> **STORED DATA**:
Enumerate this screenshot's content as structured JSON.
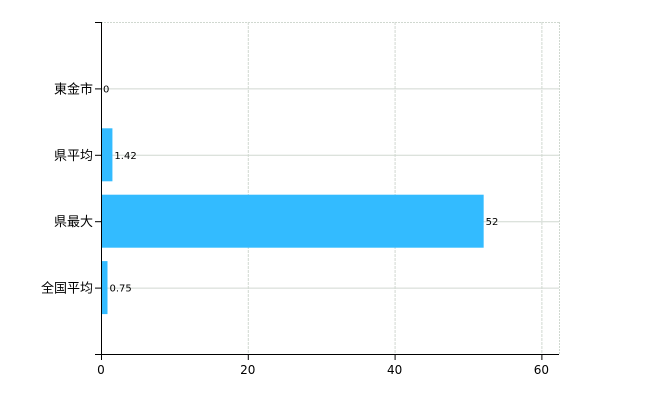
{
  "chart_data": {
    "type": "bar",
    "orientation": "horizontal",
    "categories": [
      "東金市",
      "県平均",
      "県最大",
      "全国平均"
    ],
    "values": [
      0,
      1.42,
      52,
      0.75
    ],
    "data_labels": [
      "0",
      "1.42",
      "52",
      "0.75"
    ],
    "title": "",
    "xlabel": "",
    "ylabel": "",
    "xlim": [
      0,
      62.4
    ],
    "xticks": [
      0,
      20,
      40,
      60
    ],
    "xtick_labels": [
      "0",
      "20",
      "40",
      "60"
    ],
    "grid": true,
    "legend": "none",
    "colors": {
      "bar": "#33bbff",
      "grid": "#d0d8d0",
      "axis": "#000000"
    }
  }
}
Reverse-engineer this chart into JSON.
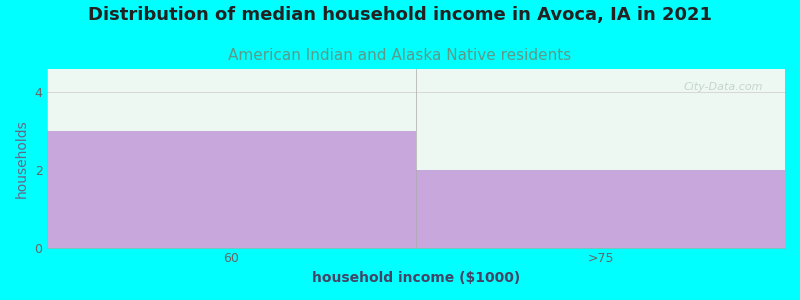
{
  "categories": [
    "60",
    ">75"
  ],
  "values": [
    3,
    2
  ],
  "bar_color": "#C8A8DC",
  "plot_bg_color": "#EEF8F2",
  "fig_bg_color": "#00FFFF",
  "title": "Distribution of median household income in Avoca, IA in 2021",
  "subtitle": "American Indian and Alaska Native residents",
  "xlabel": "household income ($1000)",
  "ylabel": "households",
  "title_fontsize": 13,
  "subtitle_fontsize": 11,
  "label_fontsize": 10,
  "title_color": "#222222",
  "subtitle_color": "#5B9B8A",
  "ylabel_color": "#666688",
  "xlabel_color": "#444466",
  "ylim": [
    0,
    4.6
  ],
  "yticks": [
    0,
    2,
    4
  ],
  "watermark": "City-Data.com"
}
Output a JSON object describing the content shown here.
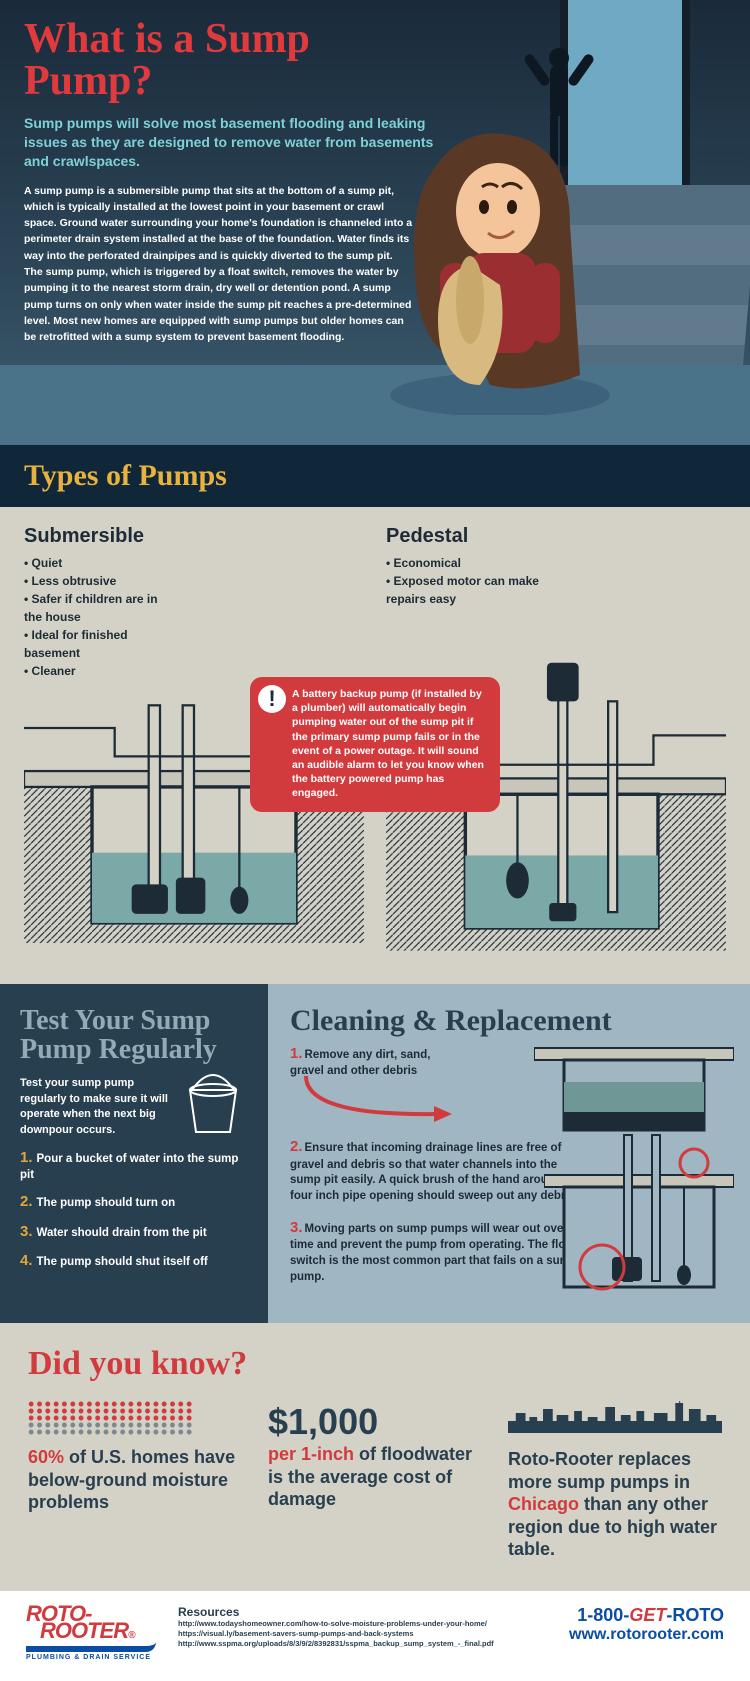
{
  "colors": {
    "red": "#d13b3e",
    "teal": "#7fd0d8",
    "heroTitle": "#e13a3d",
    "navy": "#283f4f",
    "gold": "#e7b23e",
    "blue": "#0b4da2",
    "beige": "#d4d2c7",
    "slate": "#a0b6c2",
    "darkBand": "#10273a"
  },
  "hero": {
    "title": "What is a Sump Pump?",
    "lede": "Sump pumps will solve most basement flooding and leaking issues as they are designed to remove water from basements and crawlspaces.",
    "body": "A sump pump is a submersible pump that sits at the bottom of a sump pit, which is typically installed at the lowest point in your basement or crawl space. Ground water surrounding your home's foundation is channeled into a perimeter drain system installed at the base of the foundation. Water finds its way into the perforated drainpipes and is quickly diverted to the sump pit. The sump pump, which is triggered by a float switch, removes the water by pumping it to the nearest storm drain, dry well or detention pond. A sump pump turns on only when water inside the sump pit reaches a pre-determined level. Most new homes are equipped with sump pumps but older homes can be retrofitted with a sump system to prevent basement flooding."
  },
  "types": {
    "heading": "Types of Pumps",
    "submersible": {
      "name": "Submersible",
      "bullets": [
        "Quiet",
        "Less obtrusive",
        "Safer if children are in the house",
        "Ideal for finished basement",
        "Cleaner"
      ]
    },
    "pedestal": {
      "name": "Pedestal",
      "bullets": [
        "Economical",
        "Exposed motor can make repairs easy"
      ]
    },
    "callout": "A battery backup pump (if installed by a plumber) will automatically begin pumping water out of the sump pit if the primary sump pump fails or in the event of a power outage. It will sound an audible alarm to let you know when the battery powered pump has engaged."
  },
  "test": {
    "title": "Test Your Sump Pump Regularly",
    "intro": "Test your sump pump regularly to make sure it will operate when the next big downpour occurs.",
    "steps": [
      "Pour a bucket of water into the sump pit",
      "The pump should turn on",
      "Water should drain from the pit",
      "The pump should shut itself off"
    ]
  },
  "clean": {
    "title": "Cleaning & Replacement",
    "steps": [
      "Remove any dirt, sand, gravel and other debris",
      "Ensure that incoming drainage lines are free of gravel and debris so that water channels into the sump pit easily. A quick brush of the hand around the four inch pipe opening should sweep out any debris.",
      "Moving parts on sump pumps will wear out over time and prevent the pump from operating. The float switch is the most common part that fails on a sump pump."
    ]
  },
  "dyk": {
    "title": "Did you know?",
    "fact1": {
      "pct": "60%",
      "rest": " of U.S. homes have below-ground moisture problems",
      "filled": 60,
      "total": 100
    },
    "fact2": {
      "amount": "$1,000",
      "line1": "per 1-inch",
      "line2": " of floodwater is the average cost of damage"
    },
    "fact3": {
      "pre": "Roto-Rooter replaces more sump pumps in ",
      "city": "Chicago",
      "post": " than any other region due to high water table."
    }
  },
  "footer": {
    "brand1": "ROTO-",
    "brand2": "ROOTER",
    "tag": "PLUMBING & DRAIN SERVICE",
    "resourcesLabel": "Resources",
    "resources": [
      "http://www.todayshomeowner.com/how-to-solve-moisture-problems-under-your-home/",
      "https://visual.ly/basement-savers-sump-pumps-and-back-systems",
      "http://www.sspma.org/uploads/8/3/9/2/8392831/sspma_backup_sump_system_-_final.pdf"
    ],
    "phone_pre": "1-800-",
    "phone_get": "GET",
    "phone_post": "-ROTO",
    "url": "www.rotorooter.com"
  }
}
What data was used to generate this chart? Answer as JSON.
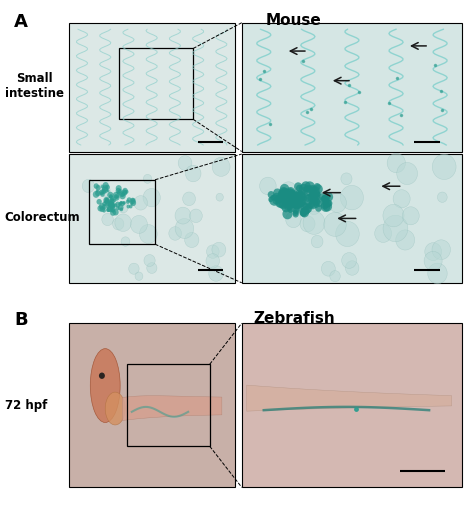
{
  "title_A": "Mouse",
  "title_B": "Zebrafish",
  "label_A": "A",
  "label_B": "B",
  "label_small_intestine": "Small\nintestine",
  "label_colorectum": "Colorectum",
  "label_72hpf": "72 hpf",
  "bg_color": "#ffffff",
  "panel_bg_top_left": "#e8f0ee",
  "panel_bg_top_right": "#ddeaea",
  "panel_bg_bot_left": "#e5ecec",
  "panel_bg_bot_right": "#ddeaea",
  "panel_bg_zf_left": "#d8c5bc",
  "panel_bg_zf_right": "#e2d0cc",
  "teal_color": "#2a9d8f",
  "arrow_color": "#1a1a1a",
  "figure_width": 4.74,
  "figure_height": 5.05,
  "dpi": 100
}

> **WHAT THE TASK REQUIRES**:
Write the records out again in full, exactly, and skip every picture.

> **TASK SOLUTION**:
Enumerate this screenshot's content as structured JSON.
{
  "chart_data": {
    "type": "bar",
    "orientation": "horizontal",
    "categories": [
      "東金市",
      "県平均",
      "県最大",
      "全国平均"
    ],
    "values": [
      0,
      1.42,
      52,
      0.75
    ],
    "data_labels": [
      "0",
      "1.42",
      "52",
      "0.75"
    ],
    "title": "",
    "xlabel": "",
    "ylabel": "",
    "xlim": [
      0,
      62.4
    ],
    "xticks": [
      0,
      20,
      40,
      60
    ],
    "xtick_labels": [
      "0",
      "20",
      "40",
      "60"
    ],
    "grid": true,
    "legend": "none",
    "colors": {
      "bar": "#33bbff",
      "grid": "#d0d8d0",
      "axis": "#000000"
    }
  }
}
Reverse-engineer this chart into JSON.
{
  "categories": [
    "60",
    ">75"
  ],
  "values": [
    3,
    2
  ],
  "bar_color": "#C8A8DC",
  "plot_bg_color": "#EEF8F2",
  "fig_bg_color": "#00FFFF",
  "title": "Distribution of median household income in Avoca, IA in 2021",
  "subtitle": "American Indian and Alaska Native residents",
  "xlabel": "household income ($1000)",
  "ylabel": "households",
  "title_fontsize": 13,
  "subtitle_fontsize": 11,
  "label_fontsize": 10,
  "title_color": "#222222",
  "subtitle_color": "#5B9B8A",
  "ylabel_color": "#666688",
  "xlabel_color": "#444466",
  "ylim": [
    0,
    4.6
  ],
  "yticks": [
    0,
    2,
    4
  ],
  "watermark": "City-Data.com"
}
Output a JSON object describing the content shown here.
{
  "colors": {
    "red": "#d13b3e",
    "teal": "#7fd0d8",
    "heroTitle": "#e13a3d",
    "navy": "#283f4f",
    "gold": "#e7b23e",
    "blue": "#0b4da2",
    "beige": "#d4d2c7",
    "slate": "#a0b6c2",
    "darkBand": "#10273a"
  },
  "hero": {
    "title": "What is a Sump Pump?",
    "lede": "Sump pumps will solve most basement flooding and leaking issues as they are designed to remove water from basements and crawlspaces.",
    "body": "A sump pump is a submersible pump that sits at the bottom of a sump pit, which is typically installed at the lowest point in your basement or crawl space. Ground water surrounding your home's foundation is channeled into a perimeter drain system installed at the base of the foundation. Water finds its way into the perforated drainpipes and is quickly diverted to the sump pit. The sump pump, which is triggered by a float switch, removes the water by pumping it to the nearest storm drain, dry well or detention pond. A sump pump turns on only when water inside the sump pit reaches a pre-determined level. Most new homes are equipped with sump pumps but older homes can be retrofitted with a sump system to prevent basement flooding."
  },
  "types": {
    "heading": "Types of Pumps",
    "submersible": {
      "name": "Submersible",
      "bullets": [
        "Quiet",
        "Less obtrusive",
        "Safer if children are in the house",
        "Ideal for finished basement",
        "Cleaner"
      ]
    },
    "pedestal": {
      "name": "Pedestal",
      "bullets": [
        "Economical",
        "Exposed motor can make repairs easy"
      ]
    },
    "callout": "A battery backup pump (if installed by a plumber) will automatically begin pumping water out of the sump pit if the primary sump pump fails or in the event of a power outage. It will sound an audible alarm to let you know when the battery powered pump has engaged."
  },
  "test": {
    "title": "Test Your Sump Pump Regularly",
    "intro": "Test your sump pump regularly to make sure it will operate when the next big downpour occurs.",
    "steps": [
      "Pour a bucket of water into the sump pit",
      "The pump should turn on",
      "Water should drain from the pit",
      "The pump should shut itself off"
    ]
  },
  "clean": {
    "title": "Cleaning & Replacement",
    "steps": [
      "Remove any dirt, sand, gravel and other debris",
      "Ensure that incoming drainage lines are free of gravel and debris so that water channels into the sump pit easily. A quick brush of the hand around the four inch pipe opening should sweep out any debris.",
      "Moving parts on sump pumps will wear out over time and prevent the pump from operating. The float switch is the most common part that fails on a sump pump."
    ]
  },
  "dyk": {
    "title": "Did you know?",
    "fact1": {
      "pct": "60%",
      "rest": " of U.S. homes have below-ground moisture problems",
      "filled": 60,
      "total": 100
    },
    "fact2": {
      "amount": "$1,000",
      "line1": "per 1-inch",
      "line2": " of floodwater is the average cost of damage"
    },
    "fact3": {
      "pre": "Roto-Rooter replaces more sump pumps in ",
      "city": "Chicago",
      "post": " than any other region due to high water table."
    }
  },
  "footer": {
    "brand1": "ROTO-",
    "brand2": "ROOTER",
    "tag": "PLUMBING & DRAIN SERVICE",
    "resourcesLabel": "Resources",
    "resources": [
      "http://www.todayshomeowner.com/how-to-solve-moisture-problems-under-your-home/",
      "https://visual.ly/basement-savers-sump-pumps-and-back-systems",
      "http://www.sspma.org/uploads/8/3/9/2/8392831/sspma_backup_sump_system_-_final.pdf"
    ],
    "phone_pre": "1-800-",
    "phone_get": "GET",
    "phone_post": "-ROTO",
    "url": "www.rotorooter.com"
  }
}
What data was used to generate this chart? Answer as JSON.
{
  "title_A": "Mouse",
  "title_B": "Zebrafish",
  "label_A": "A",
  "label_B": "B",
  "label_small_intestine": "Small\nintestine",
  "label_colorectum": "Colorectum",
  "label_72hpf": "72 hpf",
  "bg_color": "#ffffff",
  "panel_bg_top_left": "#e8f0ee",
  "panel_bg_top_right": "#ddeaea",
  "panel_bg_bot_left": "#e5ecec",
  "panel_bg_bot_right": "#ddeaea",
  "panel_bg_zf_left": "#d8c5bc",
  "panel_bg_zf_right": "#e2d0cc",
  "teal_color": "#2a9d8f",
  "arrow_color": "#1a1a1a",
  "figure_width": 4.74,
  "figure_height": 5.05,
  "dpi": 100
}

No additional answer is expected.